▸ Data records:
:::::
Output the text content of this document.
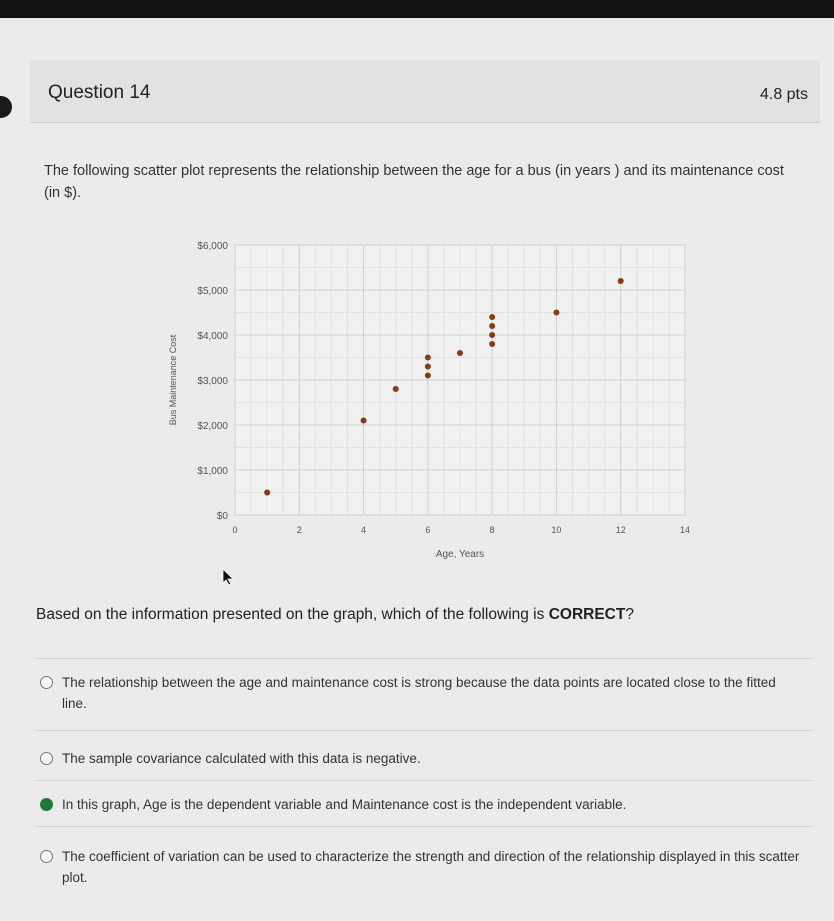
Question 14	4.8 pts
The following scatter plot represents the relationship between the age for a bus (in years ) and its maintenance cost (in $).
$0
$1,000
$2,000
$3,000
$4,000
$5,000
$6,000
0	2	4	6	8	10	12	14
Age, Years
Bus Maintenance Cost
Based on the information presented on the graph, which of the following is CORRECT?
The relationship between the age and maintenance cost is strong because the data points are located close to the fitted line.
The sample covariance calculated with this data is negative.
In this graph, Age is the dependent variable and Maintenance cost is the independent variable.
The coefficient of variation can be used to characterize the strength and direction of the relationship displayed in this scatter plot.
:::::
▸ TASK DESCRIPTION: Copy out every line in the listing where the word "plot" appears.

▸ ANSWER:
The following scatter plot represents the relationship between the age for a bus (in years ) and its maintenance cost (in $).
The coefficient of variation can be used to characterize the strength and direction of the relationship displayed in this scatter plot.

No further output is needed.